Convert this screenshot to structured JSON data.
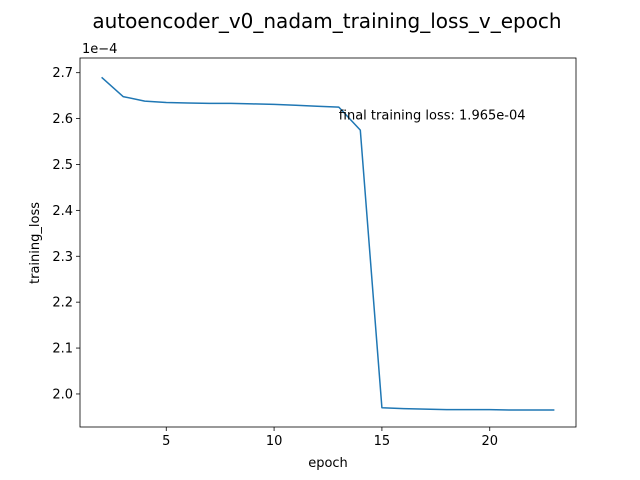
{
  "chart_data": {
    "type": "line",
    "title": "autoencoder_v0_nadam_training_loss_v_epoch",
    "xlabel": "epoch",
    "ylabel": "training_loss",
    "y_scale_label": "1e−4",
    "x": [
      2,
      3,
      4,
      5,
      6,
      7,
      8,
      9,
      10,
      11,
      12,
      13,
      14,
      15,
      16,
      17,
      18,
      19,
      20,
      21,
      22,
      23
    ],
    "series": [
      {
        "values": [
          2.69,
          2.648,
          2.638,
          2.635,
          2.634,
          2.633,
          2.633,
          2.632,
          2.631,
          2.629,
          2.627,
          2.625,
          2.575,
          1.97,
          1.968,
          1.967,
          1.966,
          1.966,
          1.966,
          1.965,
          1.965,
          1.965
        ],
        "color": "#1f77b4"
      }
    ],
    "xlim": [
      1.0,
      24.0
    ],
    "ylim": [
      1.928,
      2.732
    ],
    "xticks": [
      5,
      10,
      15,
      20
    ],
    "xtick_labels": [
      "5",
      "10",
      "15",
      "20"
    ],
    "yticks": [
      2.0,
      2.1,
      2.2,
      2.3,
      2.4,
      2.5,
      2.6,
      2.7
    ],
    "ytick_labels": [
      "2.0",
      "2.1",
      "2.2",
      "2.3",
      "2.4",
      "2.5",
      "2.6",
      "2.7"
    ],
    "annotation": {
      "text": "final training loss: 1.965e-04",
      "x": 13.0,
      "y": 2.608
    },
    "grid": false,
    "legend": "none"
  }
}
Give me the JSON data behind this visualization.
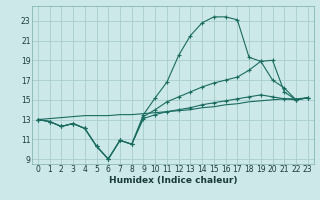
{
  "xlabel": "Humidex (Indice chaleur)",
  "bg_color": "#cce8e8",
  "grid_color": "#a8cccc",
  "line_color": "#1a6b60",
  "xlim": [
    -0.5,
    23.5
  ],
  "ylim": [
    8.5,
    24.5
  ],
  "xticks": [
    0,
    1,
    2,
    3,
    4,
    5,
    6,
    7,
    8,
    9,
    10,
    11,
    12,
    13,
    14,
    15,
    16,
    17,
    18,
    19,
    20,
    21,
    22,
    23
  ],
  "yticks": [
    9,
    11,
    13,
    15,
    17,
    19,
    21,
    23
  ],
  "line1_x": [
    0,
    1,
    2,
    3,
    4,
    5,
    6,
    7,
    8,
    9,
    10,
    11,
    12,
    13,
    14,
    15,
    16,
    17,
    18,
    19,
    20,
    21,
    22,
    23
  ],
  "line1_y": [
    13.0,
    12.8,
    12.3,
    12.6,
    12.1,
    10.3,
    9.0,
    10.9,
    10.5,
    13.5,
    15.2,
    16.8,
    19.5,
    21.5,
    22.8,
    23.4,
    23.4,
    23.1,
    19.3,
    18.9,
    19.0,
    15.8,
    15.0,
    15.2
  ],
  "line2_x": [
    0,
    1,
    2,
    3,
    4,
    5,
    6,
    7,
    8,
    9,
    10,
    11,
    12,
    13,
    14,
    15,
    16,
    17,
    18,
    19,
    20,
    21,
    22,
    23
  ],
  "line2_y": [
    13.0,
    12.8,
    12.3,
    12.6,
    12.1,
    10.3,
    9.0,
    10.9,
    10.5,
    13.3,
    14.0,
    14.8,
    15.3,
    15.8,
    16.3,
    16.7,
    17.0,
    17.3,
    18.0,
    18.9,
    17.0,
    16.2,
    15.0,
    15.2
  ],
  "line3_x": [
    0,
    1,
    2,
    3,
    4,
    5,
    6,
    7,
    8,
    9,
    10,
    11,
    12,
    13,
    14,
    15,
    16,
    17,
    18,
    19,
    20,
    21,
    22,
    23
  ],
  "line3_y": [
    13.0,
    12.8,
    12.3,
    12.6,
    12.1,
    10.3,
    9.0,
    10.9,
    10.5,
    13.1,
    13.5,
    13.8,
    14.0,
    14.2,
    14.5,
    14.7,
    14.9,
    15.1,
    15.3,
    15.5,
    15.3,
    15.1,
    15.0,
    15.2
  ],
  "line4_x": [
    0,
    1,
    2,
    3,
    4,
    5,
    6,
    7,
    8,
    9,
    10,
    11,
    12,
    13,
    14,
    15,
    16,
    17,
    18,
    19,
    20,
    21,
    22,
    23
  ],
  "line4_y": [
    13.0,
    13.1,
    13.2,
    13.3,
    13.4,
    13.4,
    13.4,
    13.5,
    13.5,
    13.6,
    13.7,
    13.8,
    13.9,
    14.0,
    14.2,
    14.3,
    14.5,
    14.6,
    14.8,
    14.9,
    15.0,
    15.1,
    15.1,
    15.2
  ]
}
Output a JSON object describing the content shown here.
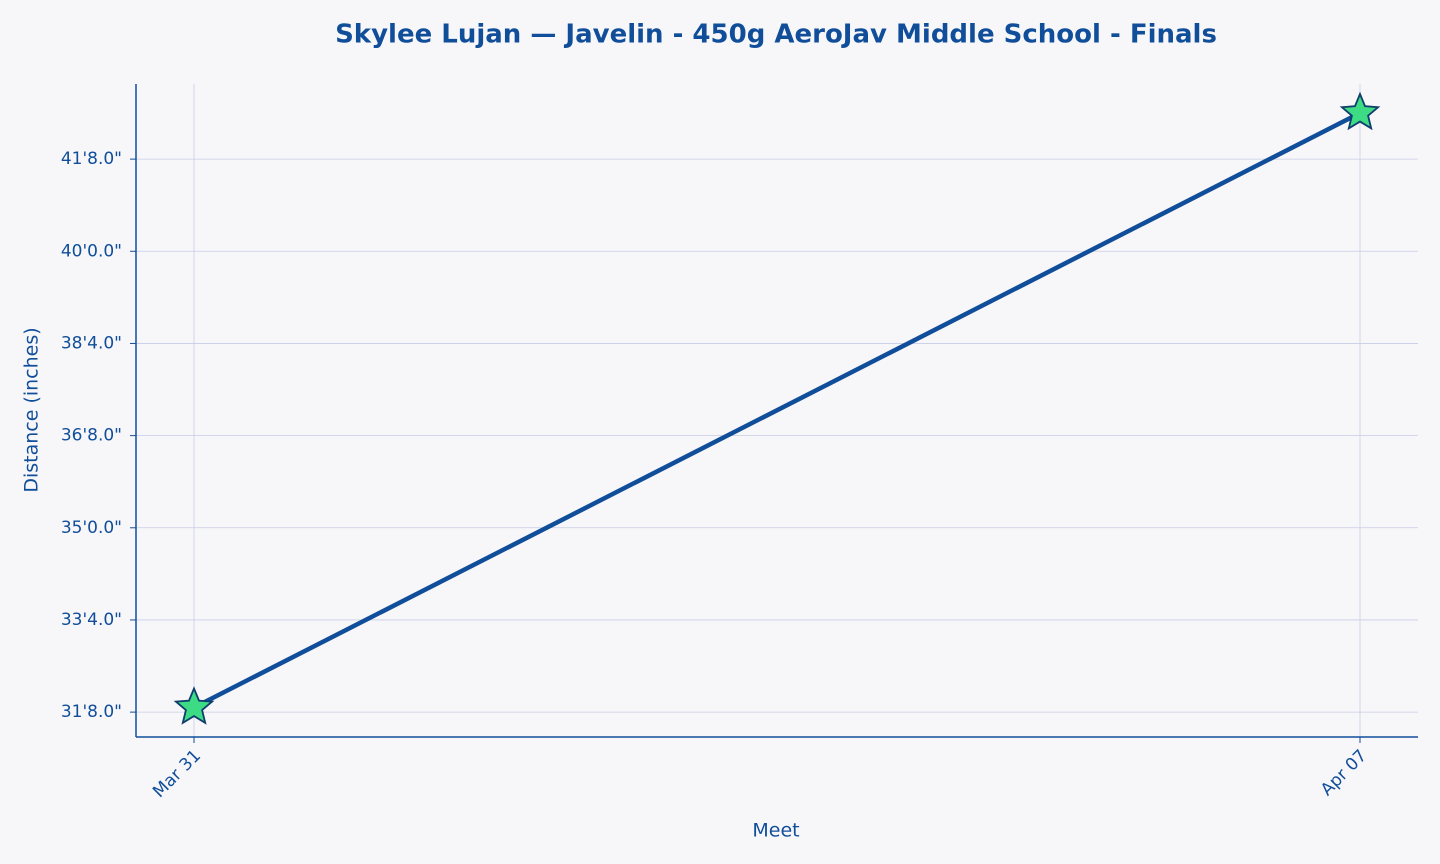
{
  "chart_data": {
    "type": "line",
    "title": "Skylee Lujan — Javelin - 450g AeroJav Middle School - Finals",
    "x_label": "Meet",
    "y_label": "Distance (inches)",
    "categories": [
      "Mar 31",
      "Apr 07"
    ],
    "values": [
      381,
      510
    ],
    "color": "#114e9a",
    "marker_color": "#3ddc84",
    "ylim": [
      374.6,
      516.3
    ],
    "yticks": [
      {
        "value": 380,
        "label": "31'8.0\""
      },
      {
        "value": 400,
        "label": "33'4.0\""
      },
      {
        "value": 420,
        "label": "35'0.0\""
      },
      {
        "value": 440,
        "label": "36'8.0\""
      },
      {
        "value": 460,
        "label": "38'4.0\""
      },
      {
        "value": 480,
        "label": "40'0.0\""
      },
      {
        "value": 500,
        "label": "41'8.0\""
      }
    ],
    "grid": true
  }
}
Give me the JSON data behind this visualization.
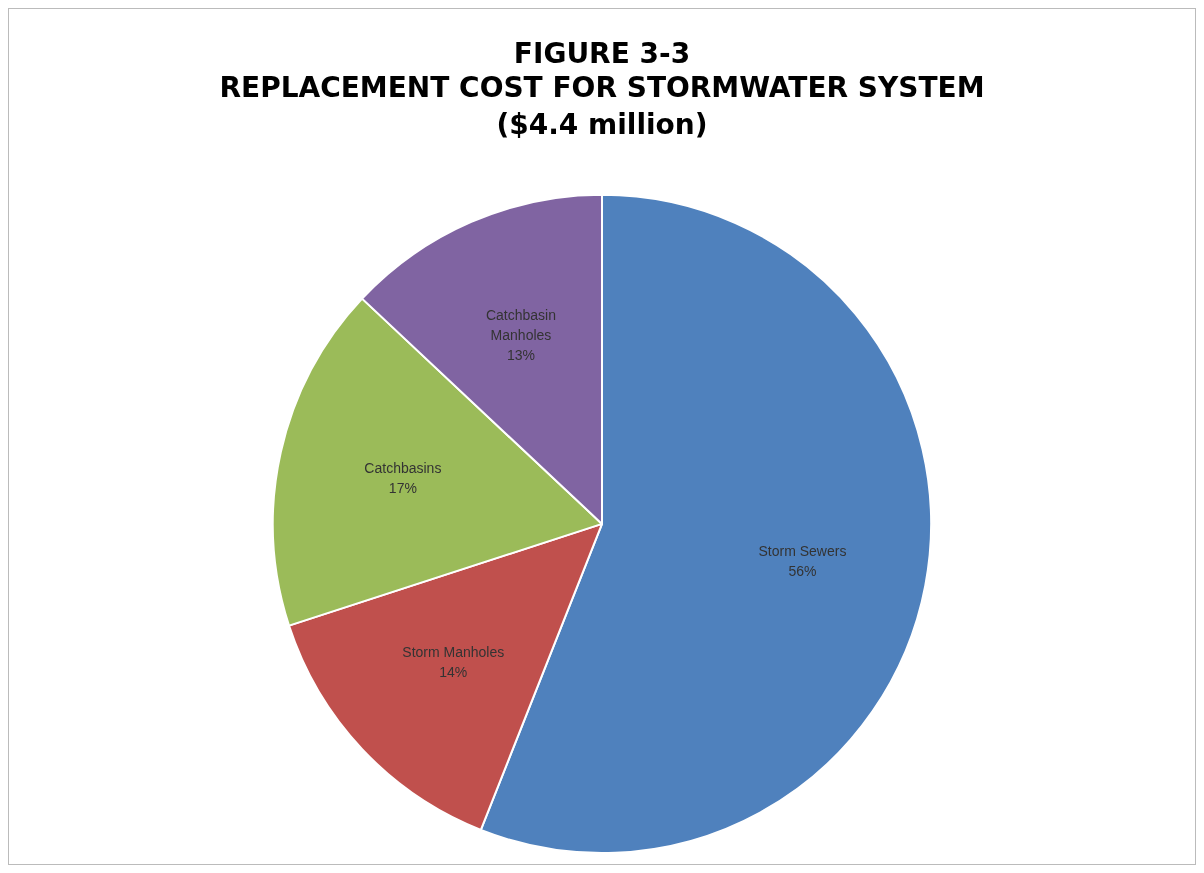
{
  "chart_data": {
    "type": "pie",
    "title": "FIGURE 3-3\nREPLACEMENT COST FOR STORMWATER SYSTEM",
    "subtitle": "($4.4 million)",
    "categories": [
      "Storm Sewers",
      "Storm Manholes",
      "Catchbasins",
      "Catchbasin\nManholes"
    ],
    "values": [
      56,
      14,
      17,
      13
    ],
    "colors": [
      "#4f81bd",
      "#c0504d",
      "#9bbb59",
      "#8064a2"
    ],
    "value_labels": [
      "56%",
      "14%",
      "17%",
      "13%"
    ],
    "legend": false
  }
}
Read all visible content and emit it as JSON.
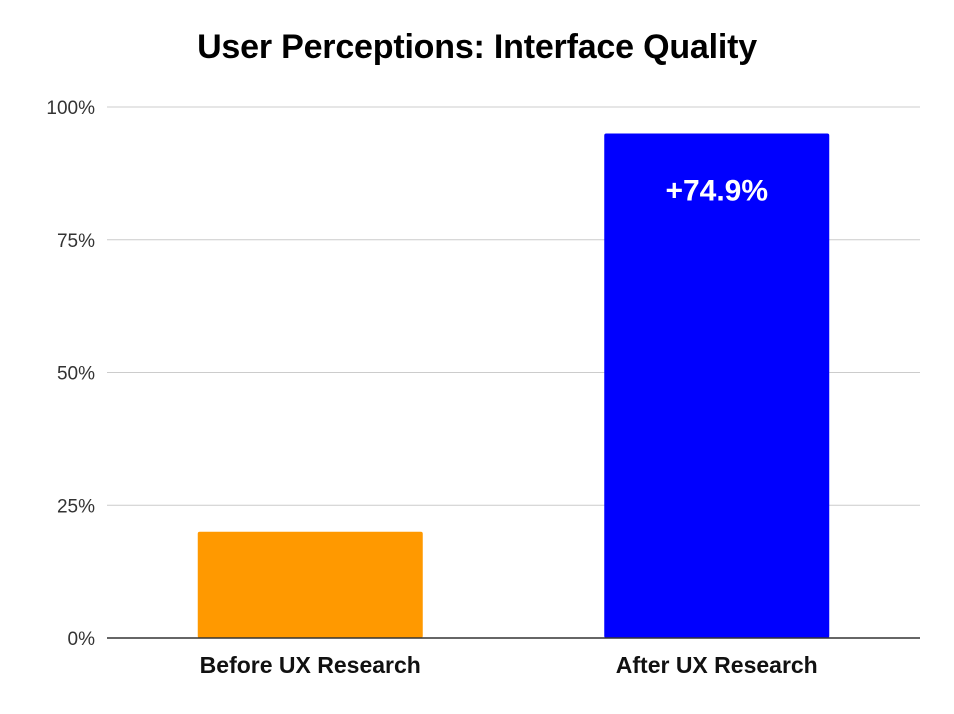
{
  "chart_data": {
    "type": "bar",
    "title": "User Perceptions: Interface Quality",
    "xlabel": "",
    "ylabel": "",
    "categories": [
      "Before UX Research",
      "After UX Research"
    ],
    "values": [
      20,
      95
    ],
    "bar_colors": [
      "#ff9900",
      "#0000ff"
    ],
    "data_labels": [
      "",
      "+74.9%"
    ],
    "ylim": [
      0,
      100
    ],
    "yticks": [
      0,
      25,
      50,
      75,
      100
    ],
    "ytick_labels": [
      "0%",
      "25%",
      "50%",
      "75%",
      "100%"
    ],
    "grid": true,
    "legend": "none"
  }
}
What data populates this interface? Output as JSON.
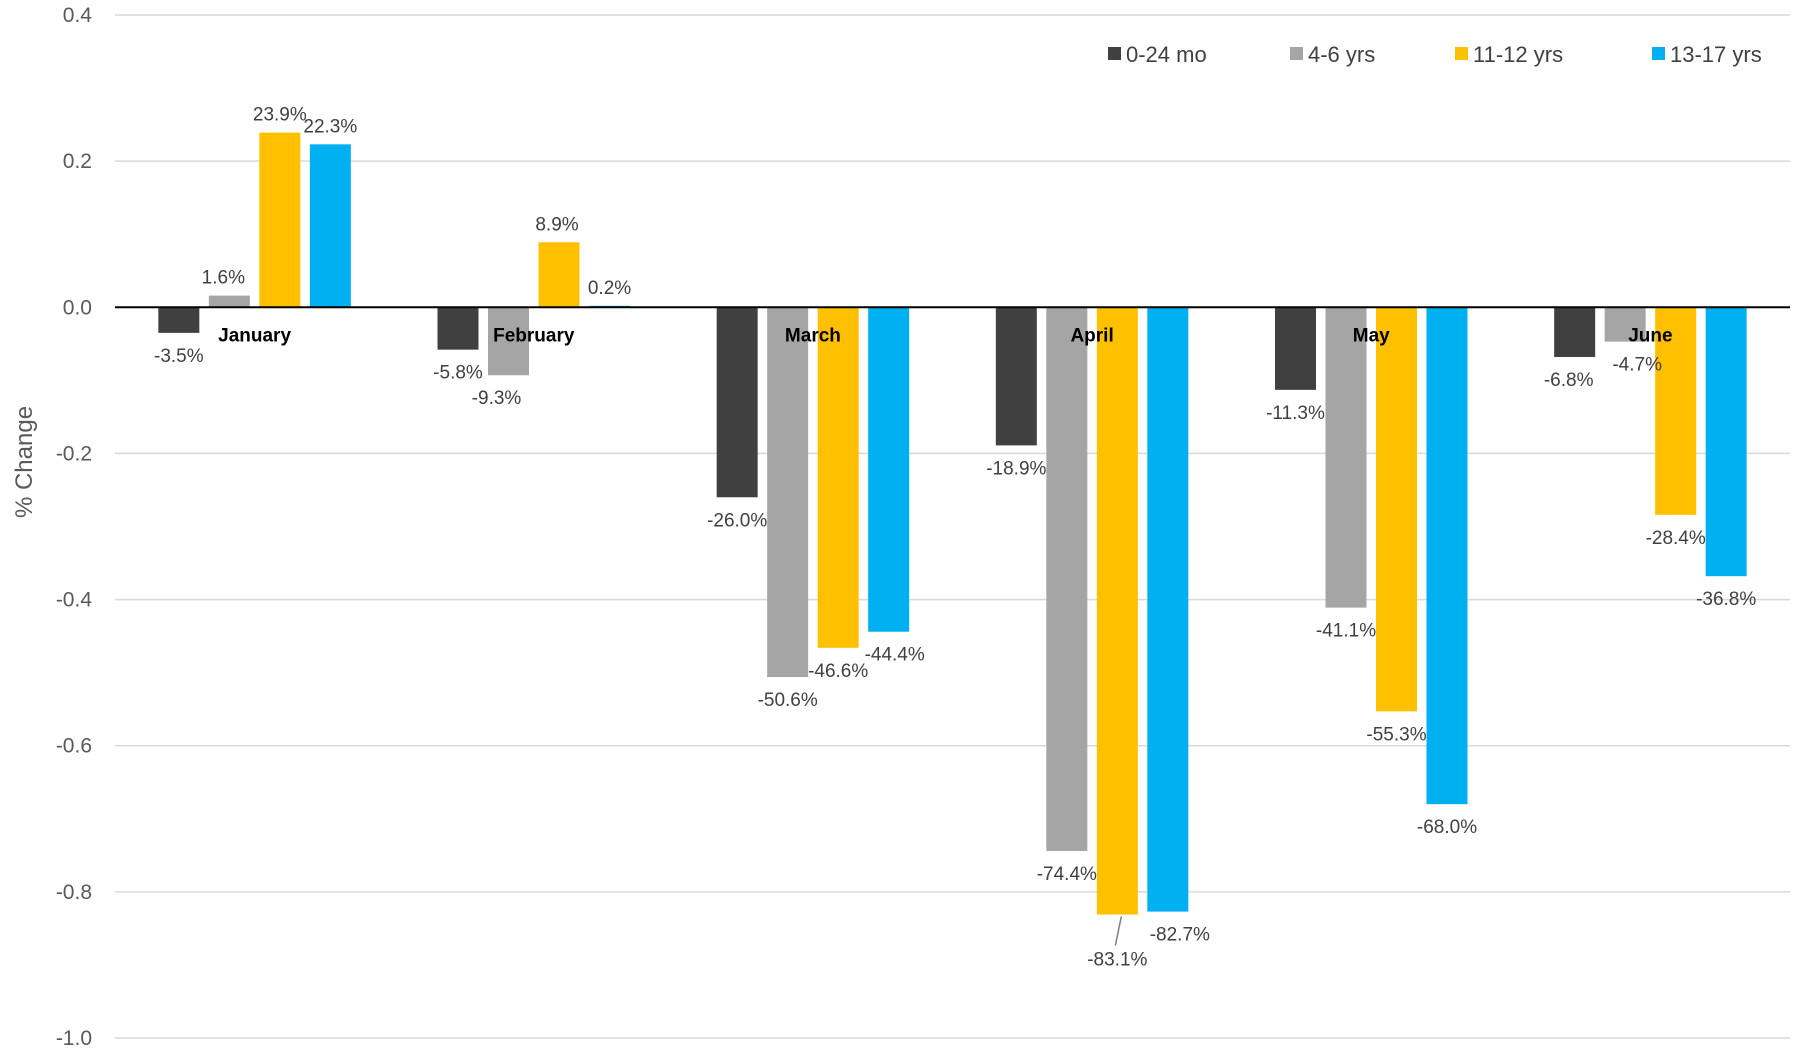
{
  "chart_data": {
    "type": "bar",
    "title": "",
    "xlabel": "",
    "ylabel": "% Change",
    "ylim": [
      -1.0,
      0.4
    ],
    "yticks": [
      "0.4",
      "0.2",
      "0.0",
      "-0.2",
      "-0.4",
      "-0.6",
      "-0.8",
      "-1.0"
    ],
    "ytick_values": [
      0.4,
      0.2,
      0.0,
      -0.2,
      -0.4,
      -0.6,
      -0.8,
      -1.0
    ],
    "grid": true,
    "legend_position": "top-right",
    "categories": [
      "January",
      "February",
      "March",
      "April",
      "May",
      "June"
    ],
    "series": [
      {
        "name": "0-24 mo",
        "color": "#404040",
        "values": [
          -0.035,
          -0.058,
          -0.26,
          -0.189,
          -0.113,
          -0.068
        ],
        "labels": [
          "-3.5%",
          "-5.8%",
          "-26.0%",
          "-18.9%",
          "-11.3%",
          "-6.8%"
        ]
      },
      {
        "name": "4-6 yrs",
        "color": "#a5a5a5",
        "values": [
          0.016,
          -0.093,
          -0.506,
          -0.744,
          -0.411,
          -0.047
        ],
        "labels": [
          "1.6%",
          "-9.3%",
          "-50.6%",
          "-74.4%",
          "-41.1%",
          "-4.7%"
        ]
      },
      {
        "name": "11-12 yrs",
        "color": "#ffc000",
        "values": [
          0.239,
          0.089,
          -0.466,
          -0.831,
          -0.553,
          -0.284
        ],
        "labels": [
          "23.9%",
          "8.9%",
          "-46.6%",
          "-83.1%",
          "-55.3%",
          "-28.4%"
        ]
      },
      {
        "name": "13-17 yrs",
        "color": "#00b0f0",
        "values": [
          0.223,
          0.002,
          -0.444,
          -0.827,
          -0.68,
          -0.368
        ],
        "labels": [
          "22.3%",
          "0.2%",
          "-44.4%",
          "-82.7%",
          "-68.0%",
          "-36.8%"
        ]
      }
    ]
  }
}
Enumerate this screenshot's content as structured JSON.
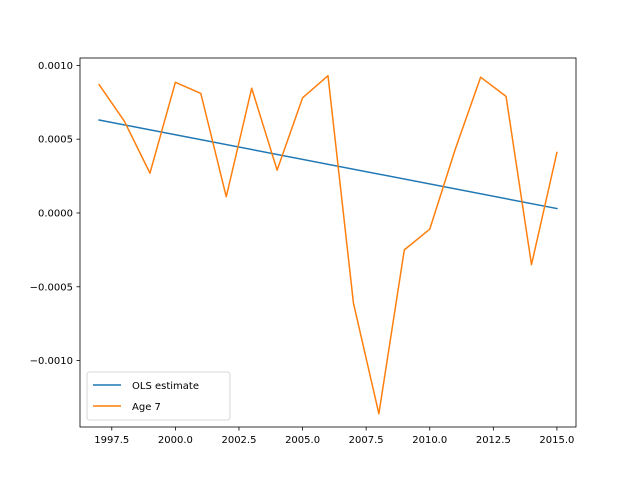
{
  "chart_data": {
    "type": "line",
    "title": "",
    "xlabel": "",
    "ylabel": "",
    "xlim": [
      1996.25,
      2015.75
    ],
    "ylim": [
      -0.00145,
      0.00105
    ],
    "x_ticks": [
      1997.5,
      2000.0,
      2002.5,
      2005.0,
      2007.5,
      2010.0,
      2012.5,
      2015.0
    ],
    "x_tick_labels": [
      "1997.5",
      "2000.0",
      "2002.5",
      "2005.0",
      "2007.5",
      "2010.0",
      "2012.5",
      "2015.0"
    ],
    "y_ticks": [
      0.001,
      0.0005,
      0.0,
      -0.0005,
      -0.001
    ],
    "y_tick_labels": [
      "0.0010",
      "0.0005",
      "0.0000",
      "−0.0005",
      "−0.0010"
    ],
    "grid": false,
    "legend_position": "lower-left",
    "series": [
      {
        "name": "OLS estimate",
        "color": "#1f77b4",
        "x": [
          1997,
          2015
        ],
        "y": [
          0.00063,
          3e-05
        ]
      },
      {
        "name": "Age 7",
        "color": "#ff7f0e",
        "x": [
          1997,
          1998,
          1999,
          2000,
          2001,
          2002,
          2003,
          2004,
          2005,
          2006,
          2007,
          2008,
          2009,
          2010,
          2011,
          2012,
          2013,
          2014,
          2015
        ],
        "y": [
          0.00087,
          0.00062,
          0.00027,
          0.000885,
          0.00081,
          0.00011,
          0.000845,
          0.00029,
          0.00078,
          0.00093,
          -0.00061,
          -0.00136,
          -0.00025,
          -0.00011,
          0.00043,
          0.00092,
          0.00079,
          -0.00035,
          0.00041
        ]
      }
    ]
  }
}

** Task to carry out **
Which lines contain "structured"? Copy each of them.

** Correct answer **
Convert this screenshot to structured JSON data.
Enumerate this screenshot's content as structured JSON.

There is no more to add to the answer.